# What you have to do
Quote the listing below in full and exactly as written, but omit every picture.

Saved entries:
----
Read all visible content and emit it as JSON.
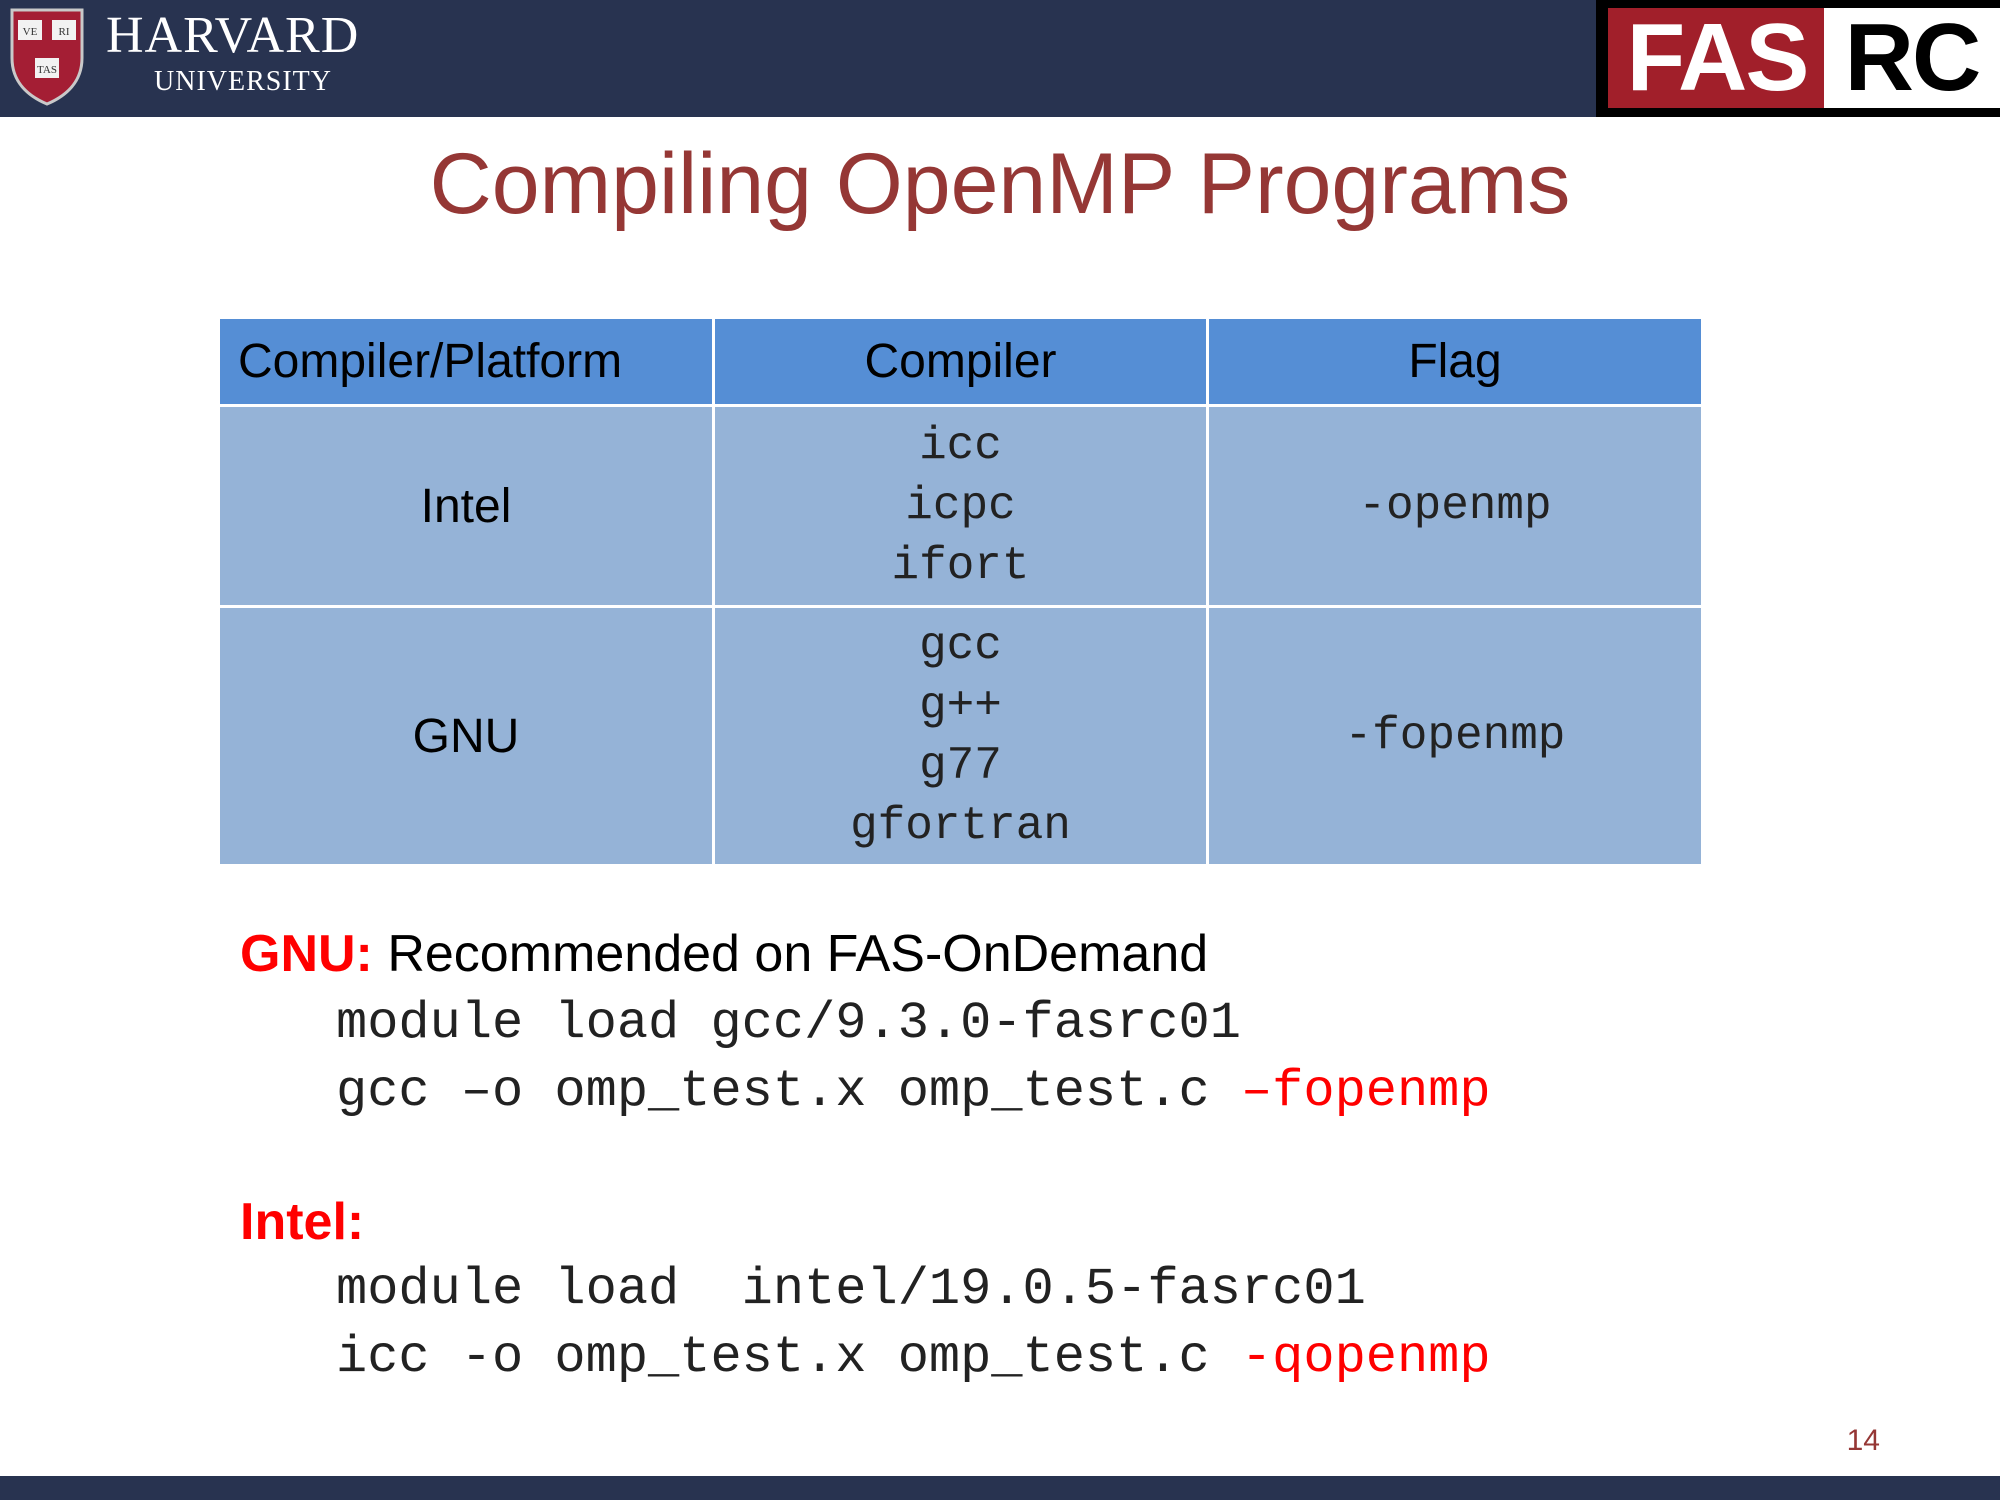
{
  "header": {
    "university_name": "HARVARD",
    "university_sub": "UNIVERSITY",
    "shield_text": [
      "VE",
      "RI",
      "TAS"
    ],
    "logo_left": "FAS",
    "logo_right": "RC"
  },
  "title": "Compiling OpenMP Programs",
  "table": {
    "headers": [
      "Compiler/Platform",
      "Compiler",
      "Flag"
    ],
    "rows": [
      {
        "platform": "Intel",
        "compilers": [
          "icc",
          "icpc",
          "ifort"
        ],
        "flag": "-openmp"
      },
      {
        "platform": "GNU",
        "compilers": [
          "gcc",
          "g++",
          "g77",
          "gfortran"
        ],
        "flag": "-fopenmp"
      }
    ]
  },
  "gnu": {
    "label": "GNU:",
    "note": " Recommended on FAS-OnDemand",
    "line1": "module load gcc/9.3.0-fasrc01",
    "line2_cmd": "gcc –o omp_test.x omp_test.c ",
    "line2_flag": "–fopenmp"
  },
  "intel": {
    "label": "Intel:",
    "line1": "module load  intel/19.0.5-fasrc01",
    "line2_cmd": "icc -o omp_test.x omp_test.c ",
    "line2_flag": "-qopenmp"
  },
  "page_number": "14",
  "colors": {
    "header_bg": "#283350",
    "title": "#953735",
    "table_header": "#558ed5",
    "table_body": "#95b3d7",
    "accent_red": "#ff0000"
  }
}
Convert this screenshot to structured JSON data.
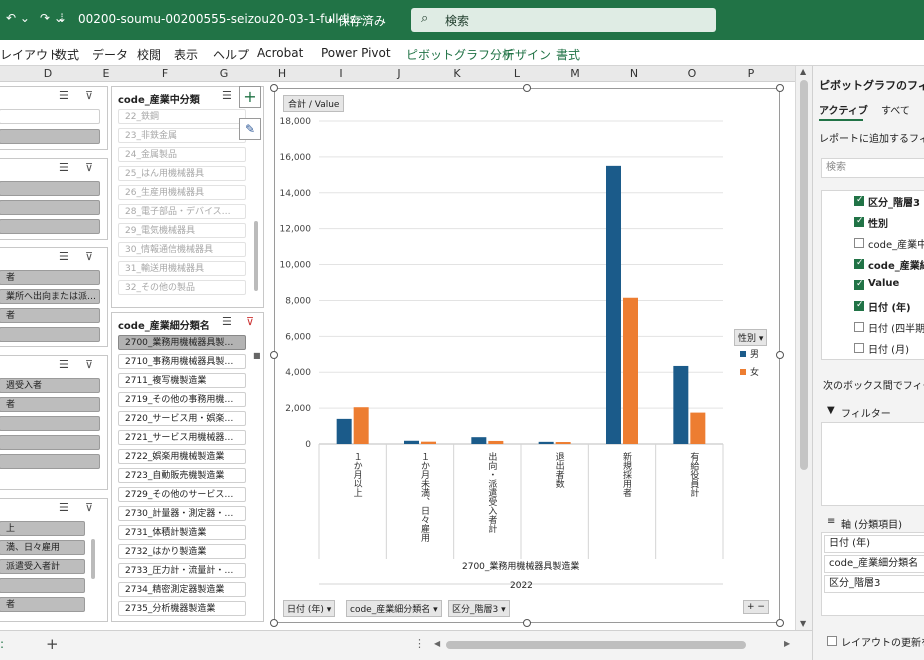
{
  "titlebar": {
    "filename": "00200-soumu-00200555-seizou20-03-1-full-lis···",
    "saved": "• 保存済み",
    "search_placeholder": "検索"
  },
  "ribbon_tabs": [
    "レイアウト",
    "数式",
    "データ",
    "校閲",
    "表示",
    "ヘルプ",
    "Acrobat",
    "Power Pivot",
    "ピボットグラフ分析",
    "デザイン",
    "書式"
  ],
  "columns": [
    "D",
    "E",
    "F",
    "G",
    "H",
    "I",
    "J",
    "K",
    "L",
    "M",
    "N",
    "O",
    "P"
  ],
  "left_slicers": {
    "s2_items": [
      "者",
      "業所へ出向または派…",
      "者",
      ""
    ],
    "s4_items": [
      "週受入者",
      "者",
      "",
      ""
    ],
    "s5_items": [
      "上",
      "満、日々雇用",
      "派遣受入者計",
      "",
      "者"
    ]
  },
  "slicer_mid": {
    "title": "code_産業中分類",
    "items": [
      "22_鉄鋼",
      "23_非鉄金属",
      "24_金属製品",
      "25_はん用機械器具",
      "26_生産用機械器具",
      "28_電子部品・デバイス…",
      "29_電気機械器具",
      "30_情報通信機械器具",
      "31_輸送用機械器具",
      "32_その他の製品"
    ]
  },
  "slicer_detail": {
    "title": "code_産業細分類名",
    "items": [
      "2700_業務用機械器具製…",
      "2710_事務用機械器具製…",
      "2711_複写機製造業",
      "2719_その他の事務用機…",
      "2720_サービス用・娯楽…",
      "2721_サービス用機械器…",
      "2722_娯楽用機械製造業",
      "2723_自動販売機製造業",
      "2729_その他のサービス…",
      "2730_計量器・測定器・…",
      "2731_体積計製造業",
      "2732_はかり製造業",
      "2733_圧力計・流量計・…",
      "2734_精密測定器製造業",
      "2735_分析機器製造業"
    ]
  },
  "chart": {
    "value_button": "合計 / Value",
    "legend_button": "性別 ▾",
    "axis_group1": "2700_業務用機械器具製造業",
    "axis_group2": "2022",
    "filter_buttons": [
      "日付 (年) ▾",
      "code_産業細分類名 ▾",
      "区分_階層3 ▾"
    ],
    "zoom": "+ −"
  },
  "chart_data": {
    "type": "bar",
    "categories": [
      "１か月以上",
      "１か月未満、日々雇用",
      "出向・派遣受入者計",
      "退出者数",
      "新規採用者",
      "有給役員計"
    ],
    "series": [
      {
        "name": "男",
        "values": [
          1400,
          180,
          380,
          120,
          15500,
          4350
        ]
      },
      {
        "name": "女",
        "values": [
          2050,
          130,
          170,
          110,
          8150,
          1750
        ]
      }
    ],
    "yticks": [
      "0",
      "2,000",
      "4,000",
      "6,000",
      "8,000",
      "10,000",
      "12,000",
      "14,000",
      "16,000",
      "18,000"
    ],
    "ylim": [
      0,
      18000
    ],
    "colors": [
      "#1b5b8a",
      "#ed7d31"
    ],
    "grid": true,
    "legend": "right"
  },
  "fieldpane": {
    "title": "ピボットグラフのフィー…",
    "tab_active": "アクティブ",
    "tab_all": "すべて",
    "add_label": "レポートに追加するフィール…",
    "search_placeholder": "検索",
    "fields": [
      {
        "label": "区分_階層3",
        "checked": true,
        "bold": true
      },
      {
        "label": "性別",
        "checked": true,
        "bold": true
      },
      {
        "label": "code_産業中…",
        "checked": false,
        "bold": false
      },
      {
        "label": "code_産業細…",
        "checked": true,
        "bold": true
      },
      {
        "label": "Value",
        "checked": true,
        "bold": true
      },
      {
        "label": "日付 (年)",
        "checked": true,
        "bold": true
      },
      {
        "label": "日付 (四半期…",
        "checked": false,
        "bold": false
      },
      {
        "label": "日付 (月)",
        "checked": false,
        "bold": false
      }
    ],
    "drag_label": "次のボックス間でフィールド…",
    "filter_label": "フィルター",
    "axis_label": "軸 (分類項目)",
    "axis_items": [
      "日付 (年)",
      "code_産業細分類名",
      "区分_階層3"
    ],
    "defer_label": "レイアウトの更新を保…"
  }
}
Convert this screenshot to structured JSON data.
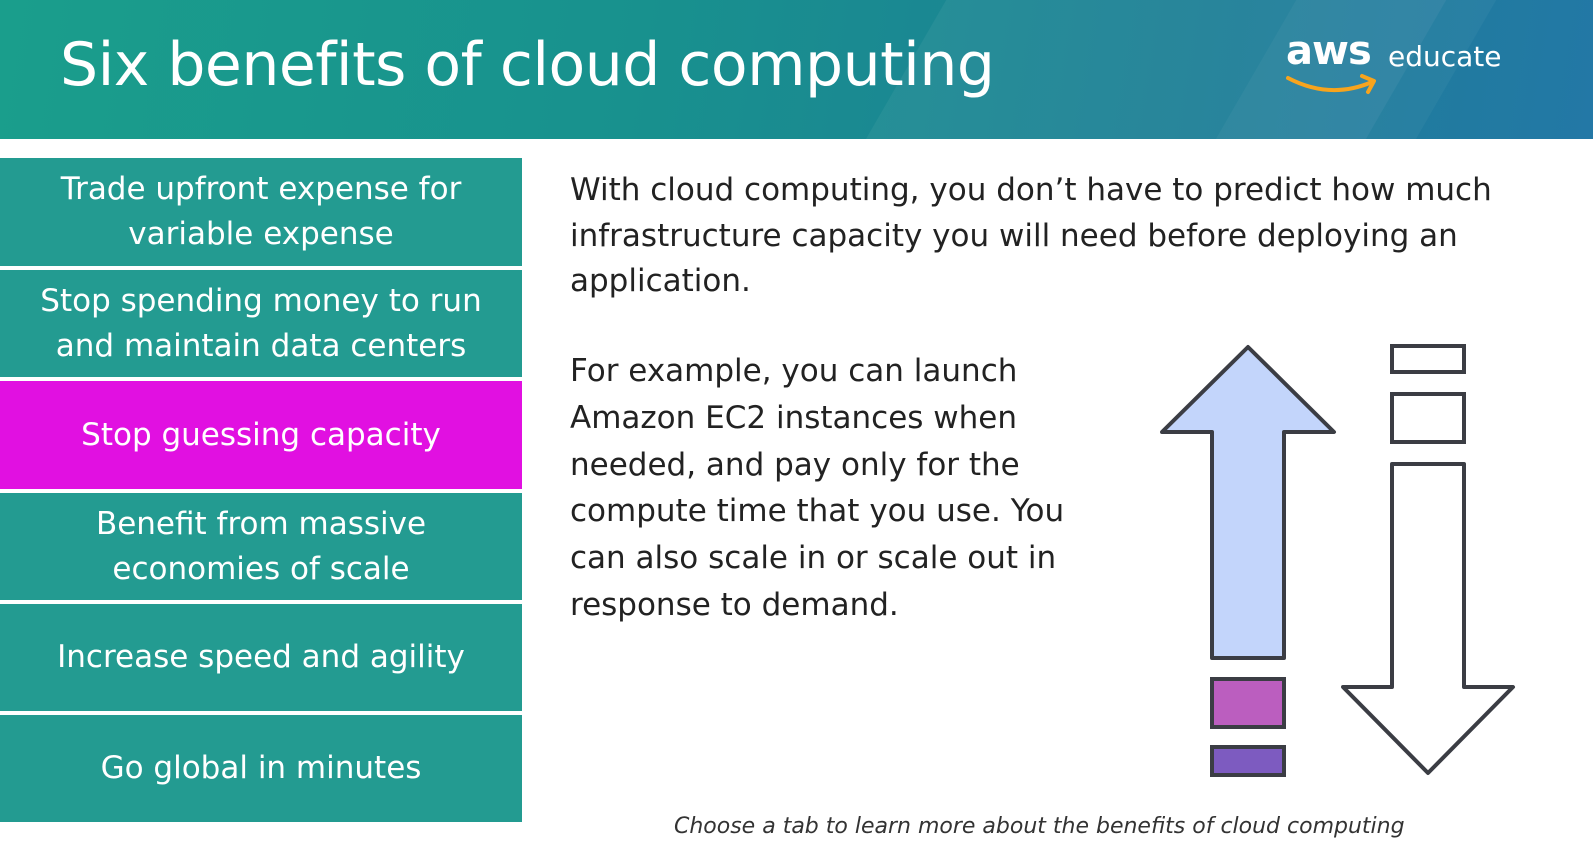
{
  "header": {
    "title": "Six benefits of cloud computing",
    "logo": {
      "brand": "aws",
      "product": "educate",
      "smile_color": "#f7a41d"
    },
    "background_colors": [
      "#1a9e8c",
      "#2378a6"
    ]
  },
  "tabs": [
    {
      "label": "Trade upfront expense for variable expense",
      "active": false
    },
    {
      "label": "Stop spending money to run and maintain data centers",
      "active": false
    },
    {
      "label": "Stop guessing capacity",
      "active": true
    },
    {
      "label": "Benefit from massive economies of scale",
      "active": false
    },
    {
      "label": "Increase speed and agility",
      "active": false
    },
    {
      "label": "Go global in minutes",
      "active": false
    }
  ],
  "tab_colors": {
    "default": "#239b91",
    "active": "#e110e1",
    "text": "#ffffff"
  },
  "content": {
    "paragraph1": "With cloud computing, you don’t have to predict how much infrastructure capacity you will need before deploying an application.",
    "paragraph2": "For example, you can launch Amazon EC2 instances when needed, and pay only for the compute time that you use. You can also scale in or scale out in response to demand."
  },
  "illustration": {
    "icons": [
      "scale-out-arrow-up-icon",
      "scale-in-arrow-down-icon"
    ],
    "colors": {
      "up_arrow_fill": "#c3d5fb",
      "outline": "#3b3d44",
      "block_magenta": "#bb5ebf",
      "block_purple": "#7d5bc0"
    }
  },
  "footer": {
    "caption": "Choose a tab to learn more about the benefits of cloud computing"
  }
}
----
# Solution for this exercise
Read all visible content and emit it as JSON.
{
  "header": {
    "university_name": "HARVARD",
    "university_sub": "UNIVERSITY",
    "shield_text": [
      "VE",
      "RI",
      "TAS"
    ],
    "logo_left": "FAS",
    "logo_right": "RC"
  },
  "title": "Compiling OpenMP Programs",
  "table": {
    "headers": [
      "Compiler/Platform",
      "Compiler",
      "Flag"
    ],
    "rows": [
      {
        "platform": "Intel",
        "compilers": [
          "icc",
          "icpc",
          "ifort"
        ],
        "flag": "-openmp"
      },
      {
        "platform": "GNU",
        "compilers": [
          "gcc",
          "g++",
          "g77",
          "gfortran"
        ],
        "flag": "-fopenmp"
      }
    ]
  },
  "gnu": {
    "label": "GNU:",
    "note": " Recommended on FAS-OnDemand",
    "line1": "module load gcc/9.3.0-fasrc01",
    "line2_cmd": "gcc –o omp_test.x omp_test.c ",
    "line2_flag": "–fopenmp"
  },
  "intel": {
    "label": "Intel:",
    "line1": "module load  intel/19.0.5-fasrc01",
    "line2_cmd": "icc -o omp_test.x omp_test.c ",
    "line2_flag": "-qopenmp"
  },
  "page_number": "14",
  "colors": {
    "header_bg": "#283350",
    "title": "#953735",
    "table_header": "#558ed5",
    "table_body": "#95b3d7",
    "accent_red": "#ff0000"
  }
}
Convert this screenshot to structured JSON data.
{
  "titlebar": {
    "filename": "00200-soumu-00200555-seizou20-03-1-full-lis···",
    "saved": "• 保存済み",
    "search_placeholder": "検索"
  },
  "ribbon_tabs": [
    "レイアウト",
    "数式",
    "データ",
    "校閲",
    "表示",
    "ヘルプ",
    "Acrobat",
    "Power Pivot",
    "ピボットグラフ分析",
    "デザイン",
    "書式"
  ],
  "columns": [
    "D",
    "E",
    "F",
    "G",
    "H",
    "I",
    "J",
    "K",
    "L",
    "M",
    "N",
    "O",
    "P"
  ],
  "left_slicers": {
    "s2_items": [
      "者",
      "業所へ出向または派…",
      "者",
      ""
    ],
    "s4_items": [
      "週受入者",
      "者",
      "",
      ""
    ],
    "s5_items": [
      "上",
      "満、日々雇用",
      "派遣受入者計",
      "",
      "者"
    ]
  },
  "slicer_mid": {
    "title": "code_産業中分類",
    "items": [
      "22_鉄鋼",
      "23_非鉄金属",
      "24_金属製品",
      "25_はん用機械器具",
      "26_生産用機械器具",
      "28_電子部品・デバイス…",
      "29_電気機械器具",
      "30_情報通信機械器具",
      "31_輸送用機械器具",
      "32_その他の製品"
    ]
  },
  "slicer_detail": {
    "title": "code_産業細分類名",
    "items": [
      "2700_業務用機械器具製…",
      "2710_事務用機械器具製…",
      "2711_複写機製造業",
      "2719_その他の事務用機…",
      "2720_サービス用・娯楽…",
      "2721_サービス用機械器…",
      "2722_娯楽用機械製造業",
      "2723_自動販売機製造業",
      "2729_その他のサービス…",
      "2730_計量器・測定器・…",
      "2731_体積計製造業",
      "2732_はかり製造業",
      "2733_圧力計・流量計・…",
      "2734_精密測定器製造業",
      "2735_分析機器製造業"
    ]
  },
  "chart": {
    "value_button": "合計 / Value",
    "legend_button": "性別 ▾",
    "axis_group1": "2700_業務用機械器具製造業",
    "axis_group2": "2022",
    "filter_buttons": [
      "日付 (年) ▾",
      "code_産業細分類名 ▾",
      "区分_階層3 ▾"
    ],
    "zoom": "+ −"
  },
  "chart_data": {
    "type": "bar",
    "categories": [
      "１か月以上",
      "１か月未満、日々雇用",
      "出向・派遣受入者計",
      "退出者数",
      "新規採用者",
      "有給役員計"
    ],
    "series": [
      {
        "name": "男",
        "values": [
          1400,
          180,
          380,
          120,
          15500,
          4350
        ]
      },
      {
        "name": "女",
        "values": [
          2050,
          130,
          170,
          110,
          8150,
          1750
        ]
      }
    ],
    "yticks": [
      "0",
      "2,000",
      "4,000",
      "6,000",
      "8,000",
      "10,000",
      "12,000",
      "14,000",
      "16,000",
      "18,000"
    ],
    "ylim": [
      0,
      18000
    ],
    "colors": [
      "#1b5b8a",
      "#ed7d31"
    ],
    "grid": true,
    "legend": "right"
  },
  "fieldpane": {
    "title": "ピボットグラフのフィー…",
    "tab_active": "アクティブ",
    "tab_all": "すべて",
    "add_label": "レポートに追加するフィール…",
    "search_placeholder": "検索",
    "fields": [
      {
        "label": "区分_階層3",
        "checked": true,
        "bold": true
      },
      {
        "label": "性別",
        "checked": true,
        "bold": true
      },
      {
        "label": "code_産業中…",
        "checked": false,
        "bold": false
      },
      {
        "label": "code_産業細…",
        "checked": true,
        "bold": true
      },
      {
        "label": "Value",
        "checked": true,
        "bold": true
      },
      {
        "label": "日付 (年)",
        "checked": true,
        "bold": true
      },
      {
        "label": "日付 (四半期…",
        "checked": false,
        "bold": false
      },
      {
        "label": "日付 (月)",
        "checked": false,
        "bold": false
      }
    ],
    "drag_label": "次のボックス間でフィールド…",
    "filter_label": "フィルター",
    "axis_label": "軸 (分類項目)",
    "axis_items": [
      "日付 (年)",
      "code_産業細分類名",
      "区分_階層3"
    ],
    "defer_label": "レイアウトの更新を保…"
  }
}
Convert this screenshot to structured JSON data.
{
  "header": {
    "title": "Six benefits of cloud computing",
    "logo": {
      "brand": "aws",
      "product": "educate",
      "smile_color": "#f7a41d"
    },
    "background_colors": [
      "#1a9e8c",
      "#2378a6"
    ]
  },
  "tabs": [
    {
      "label": "Trade upfront expense for variable expense",
      "active": false
    },
    {
      "label": "Stop spending money to run and maintain data centers",
      "active": false
    },
    {
      "label": "Stop guessing capacity",
      "active": true
    },
    {
      "label": "Benefit from massive economies of scale",
      "active": false
    },
    {
      "label": "Increase speed and agility",
      "active": false
    },
    {
      "label": "Go global in minutes",
      "active": false
    }
  ],
  "tab_colors": {
    "default": "#239b91",
    "active": "#e110e1",
    "text": "#ffffff"
  },
  "content": {
    "paragraph1": "With cloud computing, you don’t have to predict how much infrastructure capacity you will need before deploying an application.",
    "paragraph2": "For example, you can launch Amazon EC2 instances when needed, and pay only for the compute time that you use. You can also scale in or scale out in response to demand."
  },
  "illustration": {
    "icons": [
      "scale-out-arrow-up-icon",
      "scale-in-arrow-down-icon"
    ],
    "colors": {
      "up_arrow_fill": "#c3d5fb",
      "outline": "#3b3d44",
      "block_magenta": "#bb5ebf",
      "block_purple": "#7d5bc0"
    }
  },
  "footer": {
    "caption": "Choose a tab to learn more about the benefits of cloud computing"
  }
}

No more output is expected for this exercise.